**Work required:**
Copy out each line of the material in which the word "lithium" appears.

**Source data:**

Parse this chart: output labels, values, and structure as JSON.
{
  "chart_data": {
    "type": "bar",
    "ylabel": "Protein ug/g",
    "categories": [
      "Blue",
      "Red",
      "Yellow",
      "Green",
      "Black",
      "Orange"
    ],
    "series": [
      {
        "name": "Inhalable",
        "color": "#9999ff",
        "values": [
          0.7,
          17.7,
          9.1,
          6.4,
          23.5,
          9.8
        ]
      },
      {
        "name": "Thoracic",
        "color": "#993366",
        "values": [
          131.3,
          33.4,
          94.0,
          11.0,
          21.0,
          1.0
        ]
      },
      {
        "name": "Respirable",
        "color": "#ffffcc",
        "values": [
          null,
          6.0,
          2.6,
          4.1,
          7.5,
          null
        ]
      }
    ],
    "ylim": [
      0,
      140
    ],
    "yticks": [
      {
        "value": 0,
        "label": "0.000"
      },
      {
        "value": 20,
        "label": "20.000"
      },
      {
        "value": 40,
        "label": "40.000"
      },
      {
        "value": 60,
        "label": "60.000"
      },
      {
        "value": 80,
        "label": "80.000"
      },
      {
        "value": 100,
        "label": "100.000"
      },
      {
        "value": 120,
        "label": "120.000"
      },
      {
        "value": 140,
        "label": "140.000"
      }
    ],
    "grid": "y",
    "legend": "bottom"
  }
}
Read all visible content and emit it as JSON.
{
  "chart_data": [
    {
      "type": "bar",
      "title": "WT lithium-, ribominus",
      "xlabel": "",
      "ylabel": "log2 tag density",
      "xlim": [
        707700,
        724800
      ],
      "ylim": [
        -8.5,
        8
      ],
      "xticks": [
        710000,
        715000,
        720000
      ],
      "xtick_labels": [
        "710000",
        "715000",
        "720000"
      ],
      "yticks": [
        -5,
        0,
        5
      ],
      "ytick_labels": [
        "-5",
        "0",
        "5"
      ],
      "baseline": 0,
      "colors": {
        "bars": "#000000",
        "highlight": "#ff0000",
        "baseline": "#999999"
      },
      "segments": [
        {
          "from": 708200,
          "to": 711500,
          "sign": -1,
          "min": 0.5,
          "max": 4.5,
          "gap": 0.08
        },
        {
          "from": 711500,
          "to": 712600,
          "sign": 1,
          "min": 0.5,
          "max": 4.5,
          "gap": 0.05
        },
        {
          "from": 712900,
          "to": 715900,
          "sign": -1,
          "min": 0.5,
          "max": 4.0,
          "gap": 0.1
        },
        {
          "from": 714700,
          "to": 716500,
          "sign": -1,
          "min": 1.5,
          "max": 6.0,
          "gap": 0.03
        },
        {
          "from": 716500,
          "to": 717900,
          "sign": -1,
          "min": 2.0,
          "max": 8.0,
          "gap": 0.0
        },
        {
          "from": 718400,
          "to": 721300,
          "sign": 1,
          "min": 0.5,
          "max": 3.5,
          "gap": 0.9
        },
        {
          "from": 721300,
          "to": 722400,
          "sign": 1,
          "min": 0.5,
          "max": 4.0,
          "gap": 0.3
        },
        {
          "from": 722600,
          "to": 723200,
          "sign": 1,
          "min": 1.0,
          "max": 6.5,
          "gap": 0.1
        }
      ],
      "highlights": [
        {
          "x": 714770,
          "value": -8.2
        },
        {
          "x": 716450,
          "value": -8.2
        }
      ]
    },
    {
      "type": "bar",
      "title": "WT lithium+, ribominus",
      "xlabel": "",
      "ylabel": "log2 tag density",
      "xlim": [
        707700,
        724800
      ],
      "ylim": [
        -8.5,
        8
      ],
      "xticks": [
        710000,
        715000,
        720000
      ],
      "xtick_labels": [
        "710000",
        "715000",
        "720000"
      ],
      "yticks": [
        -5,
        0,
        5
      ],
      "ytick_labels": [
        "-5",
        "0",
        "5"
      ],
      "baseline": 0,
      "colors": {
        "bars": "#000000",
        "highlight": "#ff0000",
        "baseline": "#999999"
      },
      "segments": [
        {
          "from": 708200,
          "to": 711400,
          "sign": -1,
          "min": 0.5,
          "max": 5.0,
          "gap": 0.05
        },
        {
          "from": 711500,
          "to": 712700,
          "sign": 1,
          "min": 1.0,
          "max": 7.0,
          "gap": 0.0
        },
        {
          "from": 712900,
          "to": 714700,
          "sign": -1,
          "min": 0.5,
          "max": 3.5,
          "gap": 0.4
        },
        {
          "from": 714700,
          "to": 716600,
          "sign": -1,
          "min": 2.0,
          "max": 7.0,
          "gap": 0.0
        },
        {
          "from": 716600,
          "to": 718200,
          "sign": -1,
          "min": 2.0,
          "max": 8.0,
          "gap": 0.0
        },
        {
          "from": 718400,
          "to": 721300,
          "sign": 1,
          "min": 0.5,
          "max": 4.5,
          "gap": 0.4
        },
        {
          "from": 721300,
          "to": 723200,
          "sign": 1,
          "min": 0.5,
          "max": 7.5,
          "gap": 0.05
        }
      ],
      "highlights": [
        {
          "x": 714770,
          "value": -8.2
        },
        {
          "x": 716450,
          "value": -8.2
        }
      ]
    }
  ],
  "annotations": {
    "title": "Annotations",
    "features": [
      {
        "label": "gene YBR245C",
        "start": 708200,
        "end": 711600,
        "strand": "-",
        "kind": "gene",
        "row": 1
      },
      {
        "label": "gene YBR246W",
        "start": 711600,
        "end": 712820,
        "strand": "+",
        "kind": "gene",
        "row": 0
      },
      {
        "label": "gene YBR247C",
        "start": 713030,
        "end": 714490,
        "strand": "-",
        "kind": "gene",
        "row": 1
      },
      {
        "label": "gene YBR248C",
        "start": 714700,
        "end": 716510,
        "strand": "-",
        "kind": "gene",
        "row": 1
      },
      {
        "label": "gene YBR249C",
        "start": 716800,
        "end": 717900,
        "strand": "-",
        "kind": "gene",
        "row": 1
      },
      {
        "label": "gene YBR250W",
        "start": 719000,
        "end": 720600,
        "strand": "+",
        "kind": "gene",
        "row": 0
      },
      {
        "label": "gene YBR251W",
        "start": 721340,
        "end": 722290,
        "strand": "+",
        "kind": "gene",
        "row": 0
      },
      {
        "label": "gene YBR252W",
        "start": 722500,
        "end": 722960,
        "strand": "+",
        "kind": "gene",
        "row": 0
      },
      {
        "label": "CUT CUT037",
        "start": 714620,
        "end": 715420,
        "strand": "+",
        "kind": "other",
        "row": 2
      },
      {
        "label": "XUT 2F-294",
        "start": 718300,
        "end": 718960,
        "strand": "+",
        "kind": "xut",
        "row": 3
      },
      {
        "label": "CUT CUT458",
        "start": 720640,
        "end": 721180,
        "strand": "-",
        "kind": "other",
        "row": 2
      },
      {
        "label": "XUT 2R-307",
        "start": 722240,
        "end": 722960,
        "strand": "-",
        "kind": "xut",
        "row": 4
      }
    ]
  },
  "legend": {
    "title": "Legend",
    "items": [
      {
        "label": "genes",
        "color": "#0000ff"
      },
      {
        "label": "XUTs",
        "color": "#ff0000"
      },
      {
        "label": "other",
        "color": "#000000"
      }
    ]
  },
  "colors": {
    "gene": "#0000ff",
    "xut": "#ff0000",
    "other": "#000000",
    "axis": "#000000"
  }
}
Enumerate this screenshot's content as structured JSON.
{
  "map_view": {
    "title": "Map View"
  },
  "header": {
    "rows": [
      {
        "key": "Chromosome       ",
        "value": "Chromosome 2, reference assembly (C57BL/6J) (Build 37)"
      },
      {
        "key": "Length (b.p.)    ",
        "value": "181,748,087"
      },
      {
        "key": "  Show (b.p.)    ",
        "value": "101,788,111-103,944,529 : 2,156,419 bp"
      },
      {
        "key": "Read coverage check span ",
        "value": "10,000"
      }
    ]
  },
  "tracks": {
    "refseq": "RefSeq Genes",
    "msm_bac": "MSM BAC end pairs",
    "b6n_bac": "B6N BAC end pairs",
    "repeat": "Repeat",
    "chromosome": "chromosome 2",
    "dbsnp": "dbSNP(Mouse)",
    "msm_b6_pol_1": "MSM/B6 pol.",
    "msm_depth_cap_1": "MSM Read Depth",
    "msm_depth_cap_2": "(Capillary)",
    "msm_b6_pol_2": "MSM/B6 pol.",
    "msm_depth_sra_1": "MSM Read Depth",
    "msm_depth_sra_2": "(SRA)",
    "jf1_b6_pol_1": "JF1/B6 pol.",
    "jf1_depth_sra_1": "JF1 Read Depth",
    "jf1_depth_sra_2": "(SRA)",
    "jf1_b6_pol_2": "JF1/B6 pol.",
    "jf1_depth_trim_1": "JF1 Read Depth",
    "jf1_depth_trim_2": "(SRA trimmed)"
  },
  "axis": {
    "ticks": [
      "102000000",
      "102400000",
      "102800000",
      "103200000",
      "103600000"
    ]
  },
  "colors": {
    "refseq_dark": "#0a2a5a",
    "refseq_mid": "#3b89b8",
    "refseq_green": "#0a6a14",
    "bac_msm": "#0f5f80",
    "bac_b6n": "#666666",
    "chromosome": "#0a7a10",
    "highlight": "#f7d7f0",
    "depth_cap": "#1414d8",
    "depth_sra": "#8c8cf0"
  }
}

**Result of this task:**
      "title": "WT lithium-, ribominus",
      "title": "WT lithium+, ribominus",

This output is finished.